Written problem:
Extract the complete data exactly as given.

Material for this task:
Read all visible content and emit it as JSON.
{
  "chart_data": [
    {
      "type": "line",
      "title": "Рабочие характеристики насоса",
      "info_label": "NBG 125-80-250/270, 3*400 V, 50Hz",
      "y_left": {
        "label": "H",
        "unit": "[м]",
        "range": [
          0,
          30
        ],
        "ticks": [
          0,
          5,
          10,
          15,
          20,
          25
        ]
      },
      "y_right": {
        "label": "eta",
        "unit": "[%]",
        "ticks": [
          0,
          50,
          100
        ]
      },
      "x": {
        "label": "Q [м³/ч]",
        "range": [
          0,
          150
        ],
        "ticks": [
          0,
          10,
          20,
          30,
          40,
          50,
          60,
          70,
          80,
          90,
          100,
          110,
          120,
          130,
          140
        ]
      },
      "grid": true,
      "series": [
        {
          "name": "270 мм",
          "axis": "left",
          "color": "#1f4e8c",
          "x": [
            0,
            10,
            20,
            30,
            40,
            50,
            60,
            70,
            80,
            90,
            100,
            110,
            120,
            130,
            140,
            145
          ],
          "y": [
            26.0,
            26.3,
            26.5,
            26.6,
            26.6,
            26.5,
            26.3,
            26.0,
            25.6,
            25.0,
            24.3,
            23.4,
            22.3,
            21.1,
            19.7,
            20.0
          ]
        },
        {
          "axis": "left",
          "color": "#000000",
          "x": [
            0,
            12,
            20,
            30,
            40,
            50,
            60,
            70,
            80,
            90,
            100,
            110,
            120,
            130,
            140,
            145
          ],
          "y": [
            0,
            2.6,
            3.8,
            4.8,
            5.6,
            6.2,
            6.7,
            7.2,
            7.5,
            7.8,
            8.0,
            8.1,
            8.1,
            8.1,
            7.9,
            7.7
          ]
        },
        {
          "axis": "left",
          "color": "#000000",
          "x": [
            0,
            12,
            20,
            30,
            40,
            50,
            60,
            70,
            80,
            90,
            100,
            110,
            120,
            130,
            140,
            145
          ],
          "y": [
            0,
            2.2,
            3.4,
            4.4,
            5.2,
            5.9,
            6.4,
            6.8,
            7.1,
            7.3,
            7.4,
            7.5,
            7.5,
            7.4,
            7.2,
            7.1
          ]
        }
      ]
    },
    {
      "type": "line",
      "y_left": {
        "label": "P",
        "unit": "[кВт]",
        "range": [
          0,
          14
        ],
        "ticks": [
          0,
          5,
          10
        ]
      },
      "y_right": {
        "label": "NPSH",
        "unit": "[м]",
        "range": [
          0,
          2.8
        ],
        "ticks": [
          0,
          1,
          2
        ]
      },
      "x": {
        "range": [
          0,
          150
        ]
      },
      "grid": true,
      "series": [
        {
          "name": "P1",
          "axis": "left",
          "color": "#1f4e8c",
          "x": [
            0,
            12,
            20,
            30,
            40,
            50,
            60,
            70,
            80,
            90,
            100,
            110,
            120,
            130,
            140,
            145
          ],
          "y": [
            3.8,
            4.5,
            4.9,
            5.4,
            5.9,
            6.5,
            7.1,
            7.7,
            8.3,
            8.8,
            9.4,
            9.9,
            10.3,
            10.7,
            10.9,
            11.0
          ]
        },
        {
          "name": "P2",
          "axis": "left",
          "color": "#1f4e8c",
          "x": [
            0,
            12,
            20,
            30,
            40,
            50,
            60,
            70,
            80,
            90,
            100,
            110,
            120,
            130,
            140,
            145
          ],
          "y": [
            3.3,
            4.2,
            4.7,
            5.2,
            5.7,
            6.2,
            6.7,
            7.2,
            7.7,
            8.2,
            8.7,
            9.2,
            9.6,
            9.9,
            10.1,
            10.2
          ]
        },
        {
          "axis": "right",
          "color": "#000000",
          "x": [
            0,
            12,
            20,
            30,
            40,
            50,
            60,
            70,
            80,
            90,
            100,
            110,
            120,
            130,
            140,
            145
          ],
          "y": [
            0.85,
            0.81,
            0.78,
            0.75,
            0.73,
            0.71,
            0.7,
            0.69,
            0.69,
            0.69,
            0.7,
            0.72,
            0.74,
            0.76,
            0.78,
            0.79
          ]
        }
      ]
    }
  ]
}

Complete response:
Read all visible content and emit it as JSON.
{
  "chart_data": [
    {
      "type": "line",
      "title": "Рабочие характеристики насоса",
      "info_label": "NBG 125-80-250/270, 3*400 V, 50Hz",
      "y_left": {
        "label": "H",
        "unit": "[м]",
        "range": [
          0,
          30
        ],
        "ticks": [
          0,
          5,
          10,
          15,
          20,
          25
        ]
      },
      "y_right": {
        "label": "eta",
        "unit": "[%]",
        "ticks": [
          0,
          50,
          100
        ]
      },
      "x": {
        "label": "Q [м³/ч]",
        "range": [
          0,
          150
        ],
        "ticks": [
          0,
          10,
          20,
          30,
          40,
          50,
          60,
          70,
          80,
          90,
          100,
          110,
          120,
          130,
          140
        ]
      },
      "grid": true,
      "series": [
        {
          "name": "270 мм",
          "axis": "left",
          "color": "#1f4e8c",
          "x": [
            0,
            10,
            20,
            30,
            40,
            50,
            60,
            70,
            80,
            90,
            100,
            110,
            120,
            130,
            140,
            145
          ],
          "y": [
            26.0,
            26.3,
            26.5,
            26.6,
            26.6,
            26.5,
            26.3,
            26.0,
            25.6,
            25.0,
            24.3,
            23.4,
            22.3,
            21.1,
            19.7,
            20.0
          ]
        },
        {
          "axis": "left",
          "color": "#000000",
          "x": [
            0,
            12,
            20,
            30,
            40,
            50,
            60,
            70,
            80,
            90,
            100,
            110,
            120,
            130,
            140,
            145
          ],
          "y": [
            0,
            2.6,
            3.8,
            4.8,
            5.6,
            6.2,
            6.7,
            7.2,
            7.5,
            7.8,
            8.0,
            8.1,
            8.1,
            8.1,
            7.9,
            7.7
          ]
        },
        {
          "axis": "left",
          "color": "#000000",
          "x": [
            0,
            12,
            20,
            30,
            40,
            50,
            60,
            70,
            80,
            90,
            100,
            110,
            120,
            130,
            140,
            145
          ],
          "y": [
            0,
            2.2,
            3.4,
            4.4,
            5.2,
            5.9,
            6.4,
            6.8,
            7.1,
            7.3,
            7.4,
            7.5,
            7.5,
            7.4,
            7.2,
            7.1
          ]
        }
      ]
    },
    {
      "type": "line",
      "y_left": {
        "label": "P",
        "unit": "[кВт]",
        "range": [
          0,
          14
        ],
        "ticks": [
          0,
          5,
          10
        ]
      },
      "y_right": {
        "label": "NPSH",
        "unit": "[м]",
        "range": [
          0,
          2.8
        ],
        "ticks": [
          0,
          1,
          2
        ]
      },
      "x": {
        "range": [
          0,
          150
        ]
      },
      "grid": true,
      "series": [
        {
          "name": "P1",
          "axis": "left",
          "color": "#1f4e8c",
          "x": [
            0,
            12,
            20,
            30,
            40,
            50,
            60,
            70,
            80,
            90,
            100,
            110,
            120,
            130,
            140,
            145
          ],
          "y": [
            3.8,
            4.5,
            4.9,
            5.4,
            5.9,
            6.5,
            7.1,
            7.7,
            8.3,
            8.8,
            9.4,
            9.9,
            10.3,
            10.7,
            10.9,
            11.0
          ]
        },
        {
          "name": "P2",
          "axis": "left",
          "color": "#1f4e8c",
          "x": [
            0,
            12,
            20,
            30,
            40,
            50,
            60,
            70,
            80,
            90,
            100,
            110,
            120,
            130,
            140,
            145
          ],
          "y": [
            3.3,
            4.2,
            4.7,
            5.2,
            5.7,
            6.2,
            6.7,
            7.2,
            7.7,
            8.2,
            8.7,
            9.2,
            9.6,
            9.9,
            10.1,
            10.2
          ]
        },
        {
          "axis": "right",
          "color": "#000000",
          "x": [
            0,
            12,
            20,
            30,
            40,
            50,
            60,
            70,
            80,
            90,
            100,
            110,
            120,
            130,
            140,
            145
          ],
          "y": [
            0.85,
            0.81,
            0.78,
            0.75,
            0.73,
            0.71,
            0.7,
            0.69,
            0.69,
            0.69,
            0.7,
            0.72,
            0.74,
            0.76,
            0.78,
            0.79
          ]
        }
      ]
    }
  ]
}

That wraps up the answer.